§ **Source data**

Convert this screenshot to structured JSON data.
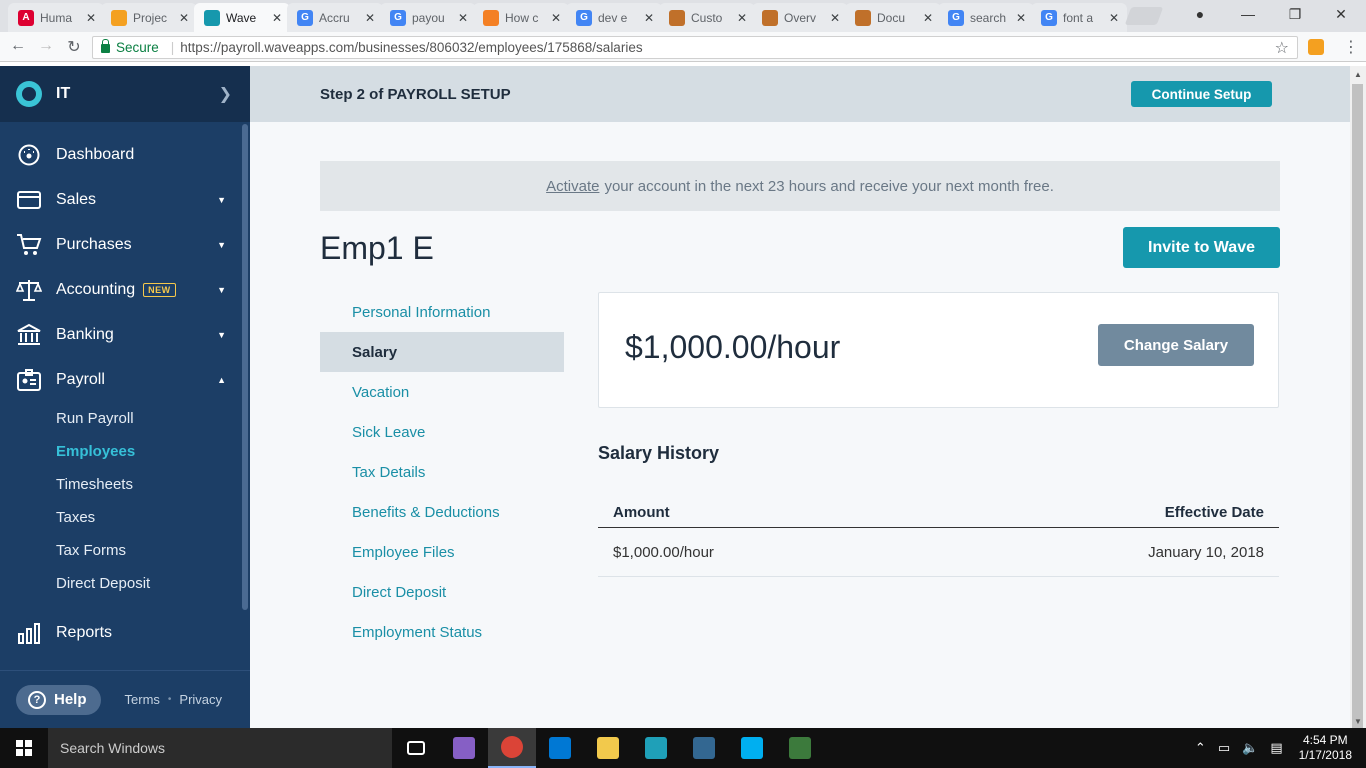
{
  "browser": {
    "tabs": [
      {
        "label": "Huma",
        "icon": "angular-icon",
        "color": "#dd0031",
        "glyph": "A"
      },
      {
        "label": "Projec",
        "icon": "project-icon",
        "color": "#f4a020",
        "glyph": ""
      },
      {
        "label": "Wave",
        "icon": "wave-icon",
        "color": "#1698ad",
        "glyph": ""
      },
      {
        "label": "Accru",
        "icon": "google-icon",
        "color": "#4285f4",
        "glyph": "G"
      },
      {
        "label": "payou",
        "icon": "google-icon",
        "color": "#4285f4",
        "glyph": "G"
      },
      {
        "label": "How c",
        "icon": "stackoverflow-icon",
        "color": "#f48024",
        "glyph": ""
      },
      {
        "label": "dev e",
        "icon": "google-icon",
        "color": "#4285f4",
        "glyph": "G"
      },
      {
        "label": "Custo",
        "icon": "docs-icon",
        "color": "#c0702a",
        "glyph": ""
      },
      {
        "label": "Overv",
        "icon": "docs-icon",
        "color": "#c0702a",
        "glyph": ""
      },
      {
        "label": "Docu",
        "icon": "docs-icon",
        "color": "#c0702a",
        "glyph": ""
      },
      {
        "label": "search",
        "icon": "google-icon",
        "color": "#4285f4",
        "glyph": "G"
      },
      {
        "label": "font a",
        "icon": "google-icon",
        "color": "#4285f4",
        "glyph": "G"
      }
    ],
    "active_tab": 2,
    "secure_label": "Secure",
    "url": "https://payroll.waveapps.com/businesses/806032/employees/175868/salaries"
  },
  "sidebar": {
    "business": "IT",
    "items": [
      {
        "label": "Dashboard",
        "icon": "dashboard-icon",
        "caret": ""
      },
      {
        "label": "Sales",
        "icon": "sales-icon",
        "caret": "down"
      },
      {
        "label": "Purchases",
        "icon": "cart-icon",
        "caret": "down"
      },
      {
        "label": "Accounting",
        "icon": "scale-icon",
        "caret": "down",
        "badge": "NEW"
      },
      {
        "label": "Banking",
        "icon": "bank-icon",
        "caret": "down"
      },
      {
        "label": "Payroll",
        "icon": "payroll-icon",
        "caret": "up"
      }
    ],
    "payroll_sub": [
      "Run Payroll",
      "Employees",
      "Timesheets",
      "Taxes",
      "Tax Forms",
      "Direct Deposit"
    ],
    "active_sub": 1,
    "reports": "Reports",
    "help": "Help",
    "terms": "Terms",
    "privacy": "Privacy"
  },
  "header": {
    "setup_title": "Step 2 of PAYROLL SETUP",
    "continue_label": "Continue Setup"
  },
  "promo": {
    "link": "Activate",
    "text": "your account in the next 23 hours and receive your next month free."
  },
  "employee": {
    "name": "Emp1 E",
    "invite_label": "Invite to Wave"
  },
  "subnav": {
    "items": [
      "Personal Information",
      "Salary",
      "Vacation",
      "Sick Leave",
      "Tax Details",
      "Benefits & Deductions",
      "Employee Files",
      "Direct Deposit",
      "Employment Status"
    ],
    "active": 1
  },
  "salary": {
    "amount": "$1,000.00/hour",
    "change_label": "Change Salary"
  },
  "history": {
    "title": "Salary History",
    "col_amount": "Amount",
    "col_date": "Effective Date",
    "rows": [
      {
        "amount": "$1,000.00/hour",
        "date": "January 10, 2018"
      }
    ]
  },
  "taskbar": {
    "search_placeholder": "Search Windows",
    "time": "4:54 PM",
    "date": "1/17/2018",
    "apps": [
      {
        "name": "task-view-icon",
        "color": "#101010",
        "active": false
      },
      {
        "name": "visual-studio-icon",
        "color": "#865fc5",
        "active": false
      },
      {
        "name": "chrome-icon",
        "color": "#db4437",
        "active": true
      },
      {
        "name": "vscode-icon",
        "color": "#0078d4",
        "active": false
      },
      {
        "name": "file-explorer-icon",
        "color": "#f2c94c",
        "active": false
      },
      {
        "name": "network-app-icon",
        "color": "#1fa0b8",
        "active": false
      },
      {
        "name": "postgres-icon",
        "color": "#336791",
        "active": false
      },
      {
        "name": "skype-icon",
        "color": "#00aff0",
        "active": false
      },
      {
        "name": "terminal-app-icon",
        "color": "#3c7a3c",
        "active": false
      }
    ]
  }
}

§ **What is expected**
Quote the data above in full and without alteration; skip the pictures.

§ **Output for this task**
Convert this screenshot to structured JSON data.
{
  "browser": {
    "tabs": [
      {
        "label": "Huma",
        "icon": "angular-icon",
        "color": "#dd0031",
        "glyph": "A"
      },
      {
        "label": "Projec",
        "icon": "project-icon",
        "color": "#f4a020",
        "glyph": ""
      },
      {
        "label": "Wave",
        "icon": "wave-icon",
        "color": "#1698ad",
        "glyph": ""
      },
      {
        "label": "Accru",
        "icon": "google-icon",
        "color": "#4285f4",
        "glyph": "G"
      },
      {
        "label": "payou",
        "icon": "google-icon",
        "color": "#4285f4",
        "glyph": "G"
      },
      {
        "label": "How c",
        "icon": "stackoverflow-icon",
        "color": "#f48024",
        "glyph": ""
      },
      {
        "label": "dev e",
        "icon": "google-icon",
        "color": "#4285f4",
        "glyph": "G"
      },
      {
        "label": "Custo",
        "icon": "docs-icon",
        "color": "#c0702a",
        "glyph": ""
      },
      {
        "label": "Overv",
        "icon": "docs-icon",
        "color": "#c0702a",
        "glyph": ""
      },
      {
        "label": "Docu",
        "icon": "docs-icon",
        "color": "#c0702a",
        "glyph": ""
      },
      {
        "label": "search",
        "icon": "google-icon",
        "color": "#4285f4",
        "glyph": "G"
      },
      {
        "label": "font a",
        "icon": "google-icon",
        "color": "#4285f4",
        "glyph": "G"
      }
    ],
    "active_tab": 2,
    "secure_label": "Secure",
    "url": "https://payroll.waveapps.com/businesses/806032/employees/175868/salaries"
  },
  "sidebar": {
    "business": "IT",
    "items": [
      {
        "label": "Dashboard",
        "icon": "dashboard-icon",
        "caret": ""
      },
      {
        "label": "Sales",
        "icon": "sales-icon",
        "caret": "down"
      },
      {
        "label": "Purchases",
        "icon": "cart-icon",
        "caret": "down"
      },
      {
        "label": "Accounting",
        "icon": "scale-icon",
        "caret": "down",
        "badge": "NEW"
      },
      {
        "label": "Banking",
        "icon": "bank-icon",
        "caret": "down"
      },
      {
        "label": "Payroll",
        "icon": "payroll-icon",
        "caret": "up"
      }
    ],
    "payroll_sub": [
      "Run Payroll",
      "Employees",
      "Timesheets",
      "Taxes",
      "Tax Forms",
      "Direct Deposit"
    ],
    "active_sub": 1,
    "reports": "Reports",
    "help": "Help",
    "terms": "Terms",
    "privacy": "Privacy"
  },
  "header": {
    "setup_title": "Step 2 of PAYROLL SETUP",
    "continue_label": "Continue Setup"
  },
  "promo": {
    "link": "Activate",
    "text": "your account in the next 23 hours and receive your next month free."
  },
  "employee": {
    "name": "Emp1 E",
    "invite_label": "Invite to Wave"
  },
  "subnav": {
    "items": [
      "Personal Information",
      "Salary",
      "Vacation",
      "Sick Leave",
      "Tax Details",
      "Benefits & Deductions",
      "Employee Files",
      "Direct Deposit",
      "Employment Status"
    ],
    "active": 1
  },
  "salary": {
    "amount": "$1,000.00/hour",
    "change_label": "Change Salary"
  },
  "history": {
    "title": "Salary History",
    "col_amount": "Amount",
    "col_date": "Effective Date",
    "rows": [
      {
        "amount": "$1,000.00/hour",
        "date": "January 10, 2018"
      }
    ]
  },
  "taskbar": {
    "search_placeholder": "Search Windows",
    "time": "4:54 PM",
    "date": "1/17/2018",
    "apps": [
      {
        "name": "task-view-icon",
        "color": "#101010",
        "active": false
      },
      {
        "name": "visual-studio-icon",
        "color": "#865fc5",
        "active": false
      },
      {
        "name": "chrome-icon",
        "color": "#db4437",
        "active": true
      },
      {
        "name": "vscode-icon",
        "color": "#0078d4",
        "active": false
      },
      {
        "name": "file-explorer-icon",
        "color": "#f2c94c",
        "active": false
      },
      {
        "name": "network-app-icon",
        "color": "#1fa0b8",
        "active": false
      },
      {
        "name": "postgres-icon",
        "color": "#336791",
        "active": false
      },
      {
        "name": "skype-icon",
        "color": "#00aff0",
        "active": false
      },
      {
        "name": "terminal-app-icon",
        "color": "#3c7a3c",
        "active": false
      }
    ]
  }
}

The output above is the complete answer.